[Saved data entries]

........

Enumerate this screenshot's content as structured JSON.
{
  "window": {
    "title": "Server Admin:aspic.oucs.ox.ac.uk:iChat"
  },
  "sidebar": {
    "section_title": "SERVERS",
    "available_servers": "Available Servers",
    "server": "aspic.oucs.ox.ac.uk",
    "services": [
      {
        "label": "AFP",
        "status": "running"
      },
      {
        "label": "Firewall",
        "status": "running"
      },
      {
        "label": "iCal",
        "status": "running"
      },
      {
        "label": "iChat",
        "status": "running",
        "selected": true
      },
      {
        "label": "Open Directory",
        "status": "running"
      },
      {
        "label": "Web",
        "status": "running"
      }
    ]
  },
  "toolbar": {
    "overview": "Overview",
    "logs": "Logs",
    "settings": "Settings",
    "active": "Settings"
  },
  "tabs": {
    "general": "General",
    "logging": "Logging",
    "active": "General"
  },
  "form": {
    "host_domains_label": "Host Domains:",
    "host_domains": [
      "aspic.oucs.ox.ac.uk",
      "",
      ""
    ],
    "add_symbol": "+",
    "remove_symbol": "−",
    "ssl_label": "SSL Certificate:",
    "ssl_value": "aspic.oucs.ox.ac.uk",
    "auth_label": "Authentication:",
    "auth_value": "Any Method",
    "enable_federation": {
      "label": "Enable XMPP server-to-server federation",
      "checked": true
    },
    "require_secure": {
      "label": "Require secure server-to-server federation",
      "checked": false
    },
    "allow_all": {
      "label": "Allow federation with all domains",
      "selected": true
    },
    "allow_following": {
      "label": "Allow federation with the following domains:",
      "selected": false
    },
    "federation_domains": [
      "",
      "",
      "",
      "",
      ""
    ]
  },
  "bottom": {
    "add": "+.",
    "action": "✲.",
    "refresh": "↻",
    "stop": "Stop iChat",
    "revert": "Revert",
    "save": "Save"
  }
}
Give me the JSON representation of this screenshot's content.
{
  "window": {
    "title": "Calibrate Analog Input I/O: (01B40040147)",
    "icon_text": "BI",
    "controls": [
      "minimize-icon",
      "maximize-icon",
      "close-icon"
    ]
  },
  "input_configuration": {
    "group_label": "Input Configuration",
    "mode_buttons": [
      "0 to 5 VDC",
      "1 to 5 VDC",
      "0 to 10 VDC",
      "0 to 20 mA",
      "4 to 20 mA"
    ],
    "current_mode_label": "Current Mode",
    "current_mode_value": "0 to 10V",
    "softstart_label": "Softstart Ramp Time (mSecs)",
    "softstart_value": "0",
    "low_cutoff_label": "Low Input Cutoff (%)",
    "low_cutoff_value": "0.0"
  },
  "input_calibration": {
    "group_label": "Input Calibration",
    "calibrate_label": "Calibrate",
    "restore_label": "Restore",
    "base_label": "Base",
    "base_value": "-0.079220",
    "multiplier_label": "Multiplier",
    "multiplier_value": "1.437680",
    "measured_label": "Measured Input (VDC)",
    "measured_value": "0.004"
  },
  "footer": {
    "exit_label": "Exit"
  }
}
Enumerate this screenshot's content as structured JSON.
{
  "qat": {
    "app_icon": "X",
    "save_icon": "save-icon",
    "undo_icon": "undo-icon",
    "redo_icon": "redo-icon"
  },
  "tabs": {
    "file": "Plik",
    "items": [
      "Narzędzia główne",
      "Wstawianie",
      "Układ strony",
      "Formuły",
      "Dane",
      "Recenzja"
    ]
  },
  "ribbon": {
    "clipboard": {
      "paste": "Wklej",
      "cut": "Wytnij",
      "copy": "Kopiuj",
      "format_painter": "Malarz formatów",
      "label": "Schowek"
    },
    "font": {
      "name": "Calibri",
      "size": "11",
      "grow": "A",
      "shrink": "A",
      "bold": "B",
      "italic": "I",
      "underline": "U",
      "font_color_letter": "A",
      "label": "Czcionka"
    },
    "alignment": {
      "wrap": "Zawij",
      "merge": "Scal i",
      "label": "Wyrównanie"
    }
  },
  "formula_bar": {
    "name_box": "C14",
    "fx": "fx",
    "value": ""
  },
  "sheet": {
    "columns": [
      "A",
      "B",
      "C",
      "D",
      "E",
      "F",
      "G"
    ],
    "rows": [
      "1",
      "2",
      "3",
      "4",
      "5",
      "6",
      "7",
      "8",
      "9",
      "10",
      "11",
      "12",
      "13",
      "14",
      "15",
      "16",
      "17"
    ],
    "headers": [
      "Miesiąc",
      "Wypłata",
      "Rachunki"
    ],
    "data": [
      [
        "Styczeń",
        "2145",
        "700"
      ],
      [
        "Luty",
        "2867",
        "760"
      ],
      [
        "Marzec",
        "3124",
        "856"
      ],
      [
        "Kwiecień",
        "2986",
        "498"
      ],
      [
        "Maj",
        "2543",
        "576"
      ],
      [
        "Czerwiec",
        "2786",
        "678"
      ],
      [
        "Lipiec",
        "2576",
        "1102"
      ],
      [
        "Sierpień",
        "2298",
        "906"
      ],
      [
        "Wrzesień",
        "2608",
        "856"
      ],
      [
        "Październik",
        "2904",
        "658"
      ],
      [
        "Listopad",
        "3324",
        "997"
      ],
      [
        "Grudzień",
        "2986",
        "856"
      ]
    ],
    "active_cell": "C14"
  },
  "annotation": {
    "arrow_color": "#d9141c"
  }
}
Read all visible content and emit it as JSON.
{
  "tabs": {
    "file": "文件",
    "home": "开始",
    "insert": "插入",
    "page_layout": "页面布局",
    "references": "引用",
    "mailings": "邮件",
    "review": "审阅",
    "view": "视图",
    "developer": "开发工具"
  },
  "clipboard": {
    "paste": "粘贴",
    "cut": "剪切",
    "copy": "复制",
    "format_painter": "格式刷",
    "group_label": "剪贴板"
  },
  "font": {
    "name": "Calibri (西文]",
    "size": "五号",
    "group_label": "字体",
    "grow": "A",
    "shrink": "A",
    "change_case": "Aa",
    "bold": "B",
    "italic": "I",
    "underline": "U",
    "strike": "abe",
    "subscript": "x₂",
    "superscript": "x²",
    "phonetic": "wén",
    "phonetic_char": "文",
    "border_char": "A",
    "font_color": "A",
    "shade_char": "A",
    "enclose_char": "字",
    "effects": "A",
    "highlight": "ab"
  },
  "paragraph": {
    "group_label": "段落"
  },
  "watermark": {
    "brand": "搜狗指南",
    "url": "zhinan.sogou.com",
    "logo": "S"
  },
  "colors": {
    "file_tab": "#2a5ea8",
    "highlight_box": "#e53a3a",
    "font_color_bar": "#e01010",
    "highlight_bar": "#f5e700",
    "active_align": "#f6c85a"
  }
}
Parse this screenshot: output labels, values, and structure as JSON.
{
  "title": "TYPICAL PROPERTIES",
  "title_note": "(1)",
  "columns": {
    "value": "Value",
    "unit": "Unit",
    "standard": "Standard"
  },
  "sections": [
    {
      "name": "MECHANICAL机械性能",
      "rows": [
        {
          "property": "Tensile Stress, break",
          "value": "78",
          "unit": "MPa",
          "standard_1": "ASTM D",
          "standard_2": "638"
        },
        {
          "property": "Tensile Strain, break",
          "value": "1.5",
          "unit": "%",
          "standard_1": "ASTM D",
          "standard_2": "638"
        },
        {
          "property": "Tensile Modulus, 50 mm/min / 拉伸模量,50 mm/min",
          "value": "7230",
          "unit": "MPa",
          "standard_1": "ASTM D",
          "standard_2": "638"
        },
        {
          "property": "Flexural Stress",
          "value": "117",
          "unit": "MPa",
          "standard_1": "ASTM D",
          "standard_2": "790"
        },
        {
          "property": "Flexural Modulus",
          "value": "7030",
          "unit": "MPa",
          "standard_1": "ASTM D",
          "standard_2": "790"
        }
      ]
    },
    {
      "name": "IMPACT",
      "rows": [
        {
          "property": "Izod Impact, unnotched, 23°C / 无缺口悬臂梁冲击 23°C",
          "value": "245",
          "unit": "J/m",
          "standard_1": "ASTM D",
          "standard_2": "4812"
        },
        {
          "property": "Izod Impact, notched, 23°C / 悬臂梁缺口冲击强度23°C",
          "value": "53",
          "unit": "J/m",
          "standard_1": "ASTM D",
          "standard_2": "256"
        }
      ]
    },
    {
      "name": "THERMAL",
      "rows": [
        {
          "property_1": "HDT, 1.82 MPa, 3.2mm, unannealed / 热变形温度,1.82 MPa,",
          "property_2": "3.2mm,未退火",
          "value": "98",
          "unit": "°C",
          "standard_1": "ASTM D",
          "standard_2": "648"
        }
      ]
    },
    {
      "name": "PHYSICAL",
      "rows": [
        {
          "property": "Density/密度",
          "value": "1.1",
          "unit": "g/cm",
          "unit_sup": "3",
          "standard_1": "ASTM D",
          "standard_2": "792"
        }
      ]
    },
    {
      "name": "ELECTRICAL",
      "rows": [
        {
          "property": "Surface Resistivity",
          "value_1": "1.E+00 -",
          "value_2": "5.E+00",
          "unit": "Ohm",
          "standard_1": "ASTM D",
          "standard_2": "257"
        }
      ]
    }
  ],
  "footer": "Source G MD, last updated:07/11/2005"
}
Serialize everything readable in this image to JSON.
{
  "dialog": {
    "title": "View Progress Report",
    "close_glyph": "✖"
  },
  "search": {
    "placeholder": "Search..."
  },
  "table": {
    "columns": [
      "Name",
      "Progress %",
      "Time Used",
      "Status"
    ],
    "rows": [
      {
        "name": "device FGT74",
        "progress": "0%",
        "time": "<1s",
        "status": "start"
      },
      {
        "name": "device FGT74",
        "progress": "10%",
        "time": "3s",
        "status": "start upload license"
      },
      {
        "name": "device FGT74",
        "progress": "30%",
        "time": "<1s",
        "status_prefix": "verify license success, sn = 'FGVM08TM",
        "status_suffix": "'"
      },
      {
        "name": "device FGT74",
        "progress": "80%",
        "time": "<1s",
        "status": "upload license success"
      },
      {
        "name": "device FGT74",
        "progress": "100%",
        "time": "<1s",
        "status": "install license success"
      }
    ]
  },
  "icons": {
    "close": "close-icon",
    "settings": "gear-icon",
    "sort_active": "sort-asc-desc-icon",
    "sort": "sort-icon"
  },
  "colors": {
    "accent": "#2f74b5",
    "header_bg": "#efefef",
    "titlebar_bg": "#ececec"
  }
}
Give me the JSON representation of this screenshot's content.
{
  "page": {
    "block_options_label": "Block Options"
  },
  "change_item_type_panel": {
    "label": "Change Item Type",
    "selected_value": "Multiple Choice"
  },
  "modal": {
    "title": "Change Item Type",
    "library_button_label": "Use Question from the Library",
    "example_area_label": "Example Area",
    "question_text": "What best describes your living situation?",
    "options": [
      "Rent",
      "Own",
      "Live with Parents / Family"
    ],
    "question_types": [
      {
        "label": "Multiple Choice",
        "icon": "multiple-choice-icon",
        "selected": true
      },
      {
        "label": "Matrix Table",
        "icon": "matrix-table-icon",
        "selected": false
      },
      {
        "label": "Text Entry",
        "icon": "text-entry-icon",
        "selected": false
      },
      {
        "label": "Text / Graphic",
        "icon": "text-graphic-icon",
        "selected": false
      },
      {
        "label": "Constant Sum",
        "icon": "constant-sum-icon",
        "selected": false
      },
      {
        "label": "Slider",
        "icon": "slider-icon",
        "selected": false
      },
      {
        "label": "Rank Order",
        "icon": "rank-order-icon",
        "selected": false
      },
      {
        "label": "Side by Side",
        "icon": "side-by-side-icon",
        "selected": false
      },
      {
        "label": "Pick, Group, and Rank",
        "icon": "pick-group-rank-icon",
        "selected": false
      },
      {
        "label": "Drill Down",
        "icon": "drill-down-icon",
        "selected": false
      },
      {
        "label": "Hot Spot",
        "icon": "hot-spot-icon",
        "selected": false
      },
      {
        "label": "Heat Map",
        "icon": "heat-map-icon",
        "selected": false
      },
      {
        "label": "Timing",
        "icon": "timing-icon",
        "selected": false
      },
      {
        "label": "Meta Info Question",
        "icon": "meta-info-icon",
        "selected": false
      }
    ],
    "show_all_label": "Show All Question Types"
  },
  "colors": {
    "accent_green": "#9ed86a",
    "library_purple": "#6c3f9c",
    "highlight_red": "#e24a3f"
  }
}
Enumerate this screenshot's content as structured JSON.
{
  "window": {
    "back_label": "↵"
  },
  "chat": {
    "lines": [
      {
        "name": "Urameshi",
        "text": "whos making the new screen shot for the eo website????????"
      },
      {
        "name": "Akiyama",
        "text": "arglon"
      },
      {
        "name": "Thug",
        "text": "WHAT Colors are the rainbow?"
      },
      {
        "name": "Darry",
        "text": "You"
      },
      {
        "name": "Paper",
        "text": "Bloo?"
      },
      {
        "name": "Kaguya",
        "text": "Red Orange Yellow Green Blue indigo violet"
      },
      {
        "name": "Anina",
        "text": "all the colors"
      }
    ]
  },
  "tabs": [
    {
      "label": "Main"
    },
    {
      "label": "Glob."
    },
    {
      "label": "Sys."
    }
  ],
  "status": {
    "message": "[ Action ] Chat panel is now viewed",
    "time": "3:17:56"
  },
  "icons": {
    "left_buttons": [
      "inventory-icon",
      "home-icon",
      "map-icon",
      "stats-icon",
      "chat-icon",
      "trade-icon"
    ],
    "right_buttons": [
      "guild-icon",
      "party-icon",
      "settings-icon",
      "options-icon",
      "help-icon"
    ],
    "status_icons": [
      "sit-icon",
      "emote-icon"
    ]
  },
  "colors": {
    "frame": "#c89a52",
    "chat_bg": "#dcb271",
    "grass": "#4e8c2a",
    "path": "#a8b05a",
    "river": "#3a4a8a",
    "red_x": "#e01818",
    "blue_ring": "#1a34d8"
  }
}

........

*What is asked*:
List the lines that contain the word "sort".

*Response to the exercise*:
    "sort_active": "sort-asc-desc-icon",
    "sort": "sort-icon"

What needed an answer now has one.